## Task input
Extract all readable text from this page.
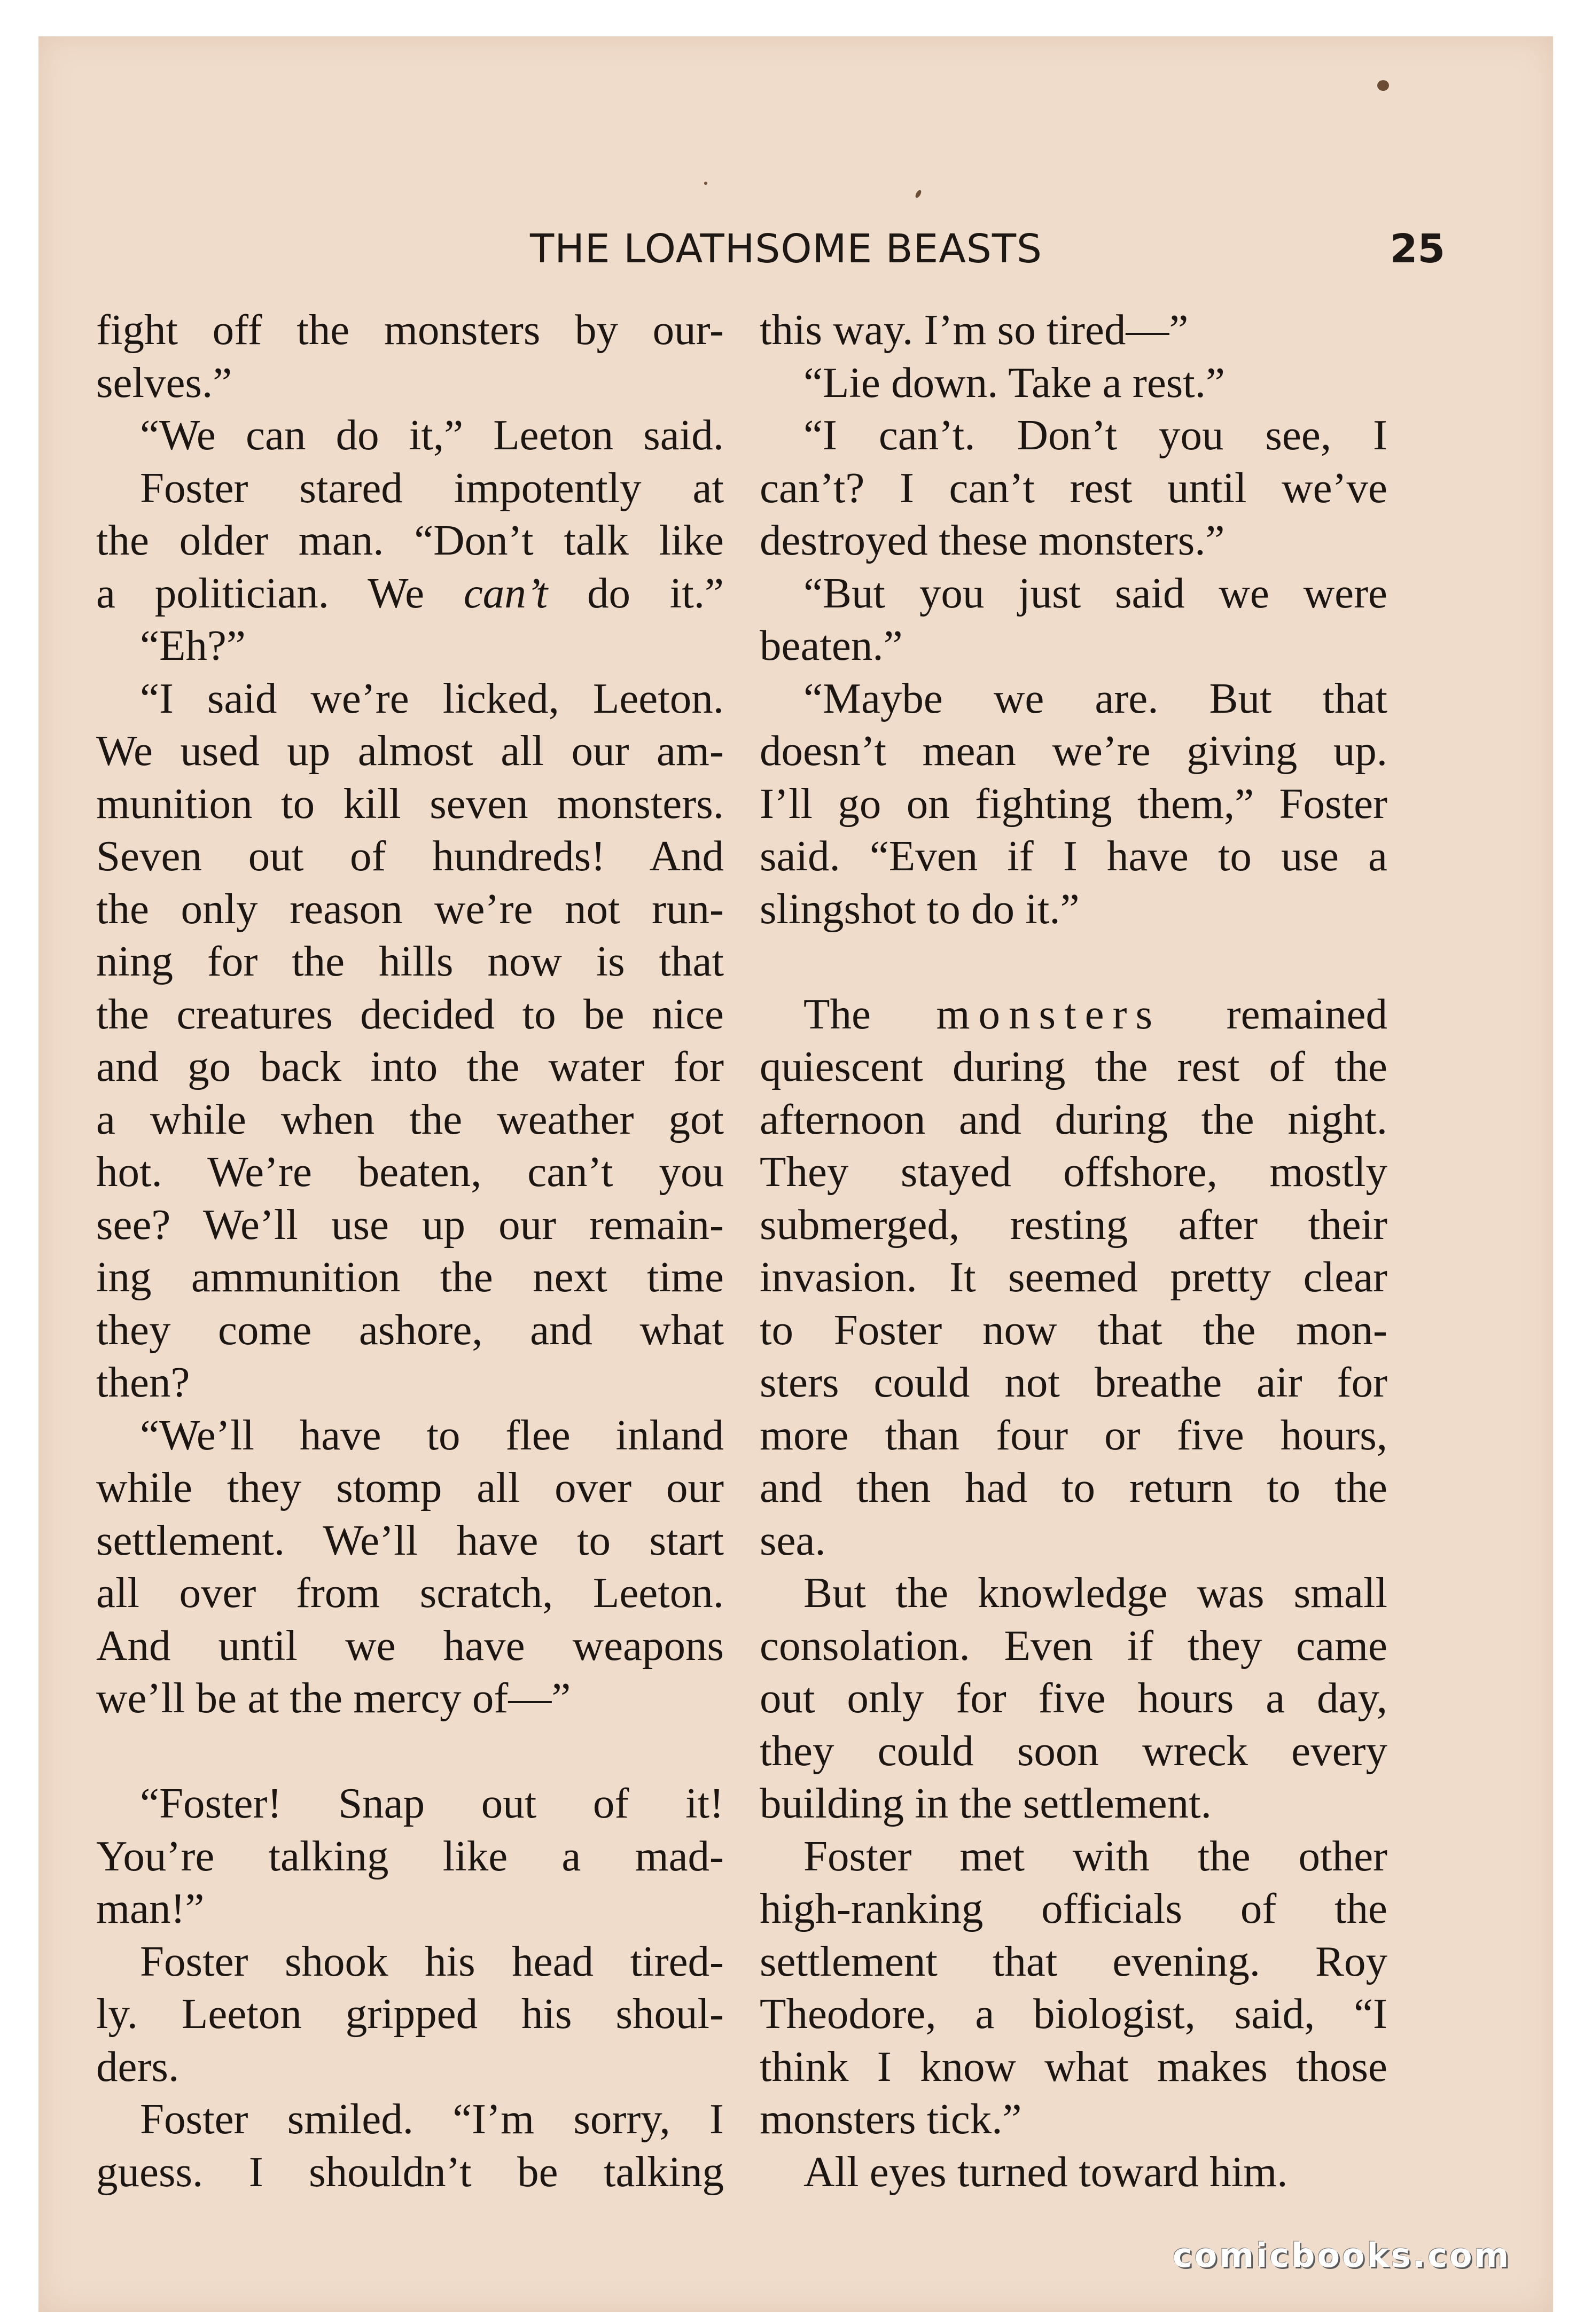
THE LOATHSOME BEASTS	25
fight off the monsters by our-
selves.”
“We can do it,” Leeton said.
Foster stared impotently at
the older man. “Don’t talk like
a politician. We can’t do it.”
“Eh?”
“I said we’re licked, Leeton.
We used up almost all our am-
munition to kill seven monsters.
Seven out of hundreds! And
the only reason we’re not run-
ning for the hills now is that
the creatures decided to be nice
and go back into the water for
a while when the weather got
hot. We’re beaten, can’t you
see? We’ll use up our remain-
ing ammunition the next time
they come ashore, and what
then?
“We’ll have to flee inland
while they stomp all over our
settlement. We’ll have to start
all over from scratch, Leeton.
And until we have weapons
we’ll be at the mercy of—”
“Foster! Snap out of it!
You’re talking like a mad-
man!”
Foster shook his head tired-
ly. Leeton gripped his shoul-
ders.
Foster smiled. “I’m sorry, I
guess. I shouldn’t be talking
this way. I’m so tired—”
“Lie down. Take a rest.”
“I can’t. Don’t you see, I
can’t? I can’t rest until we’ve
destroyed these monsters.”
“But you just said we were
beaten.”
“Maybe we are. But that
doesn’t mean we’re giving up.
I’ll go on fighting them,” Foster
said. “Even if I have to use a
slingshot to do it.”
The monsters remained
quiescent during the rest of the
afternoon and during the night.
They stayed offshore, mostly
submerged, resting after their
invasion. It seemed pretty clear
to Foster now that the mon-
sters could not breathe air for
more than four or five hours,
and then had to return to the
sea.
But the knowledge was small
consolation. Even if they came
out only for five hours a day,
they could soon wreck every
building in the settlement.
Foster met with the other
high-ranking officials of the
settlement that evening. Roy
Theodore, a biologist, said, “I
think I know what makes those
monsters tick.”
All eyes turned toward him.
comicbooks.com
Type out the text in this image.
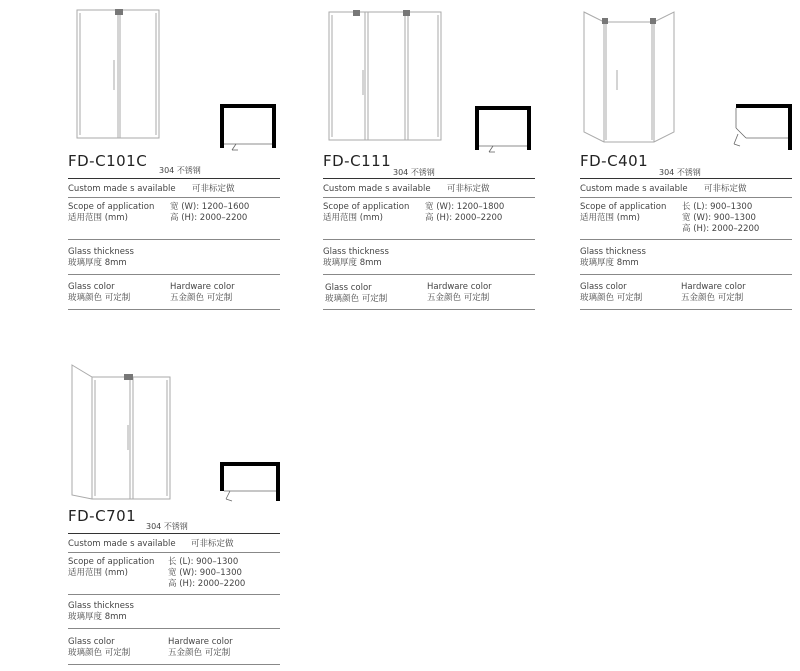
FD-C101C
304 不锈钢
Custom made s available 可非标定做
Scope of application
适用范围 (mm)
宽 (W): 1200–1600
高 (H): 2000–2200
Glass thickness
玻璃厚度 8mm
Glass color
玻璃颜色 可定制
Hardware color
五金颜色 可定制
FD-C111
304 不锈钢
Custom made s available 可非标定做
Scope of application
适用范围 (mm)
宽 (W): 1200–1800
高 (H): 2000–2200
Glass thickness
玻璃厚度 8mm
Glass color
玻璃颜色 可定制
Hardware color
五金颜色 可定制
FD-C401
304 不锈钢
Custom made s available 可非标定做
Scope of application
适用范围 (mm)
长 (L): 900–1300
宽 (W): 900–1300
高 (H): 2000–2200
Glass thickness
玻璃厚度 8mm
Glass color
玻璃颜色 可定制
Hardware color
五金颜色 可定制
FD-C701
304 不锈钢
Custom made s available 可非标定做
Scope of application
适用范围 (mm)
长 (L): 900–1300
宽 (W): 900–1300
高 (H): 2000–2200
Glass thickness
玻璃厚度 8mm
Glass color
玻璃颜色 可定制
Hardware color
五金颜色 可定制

## Exercise objective
Nothing but the lines from the one holding "Type out the text in this image." through the last line of the entries should be written out, exactly and inclusively, minus the pictures.

## Answer for the task
Type out the text in this image.
FD-C101C
304 不锈钢
Custom made s available 可非标定做
Scope of application
适用范围 (mm)
宽 (W): 1200–1600
高 (H): 2000–2200
Glass thickness
玻璃厚度 8mm
Glass color
玻璃颜色 可定制
Hardware color
五金颜色 可定制
FD-C111
304 不锈钢
Custom made s available 可非标定做
Scope of application
适用范围 (mm)
宽 (W): 1200–1800
高 (H): 2000–2200
Glass thickness
玻璃厚度 8mm
Glass color
玻璃颜色 可定制
Hardware color
五金颜色 可定制
FD-C401
304 不锈钢
Custom made s available 可非标定做
Scope of application
适用范围 (mm)
长 (L): 900–1300
宽 (W): 900–1300
高 (H): 2000–2200
Glass thickness
玻璃厚度 8mm
Glass color
玻璃颜色 可定制
Hardware color
五金颜色 可定制
FD-C701
304 不锈钢
Custom made s available 可非标定做
Scope of application
适用范围 (mm)
长 (L): 900–1300
宽 (W): 900–1300
高 (H): 2000–2200
Glass thickness
玻璃厚度 8mm
Glass color
玻璃颜色 可定制
Hardware color
五金颜色 可定制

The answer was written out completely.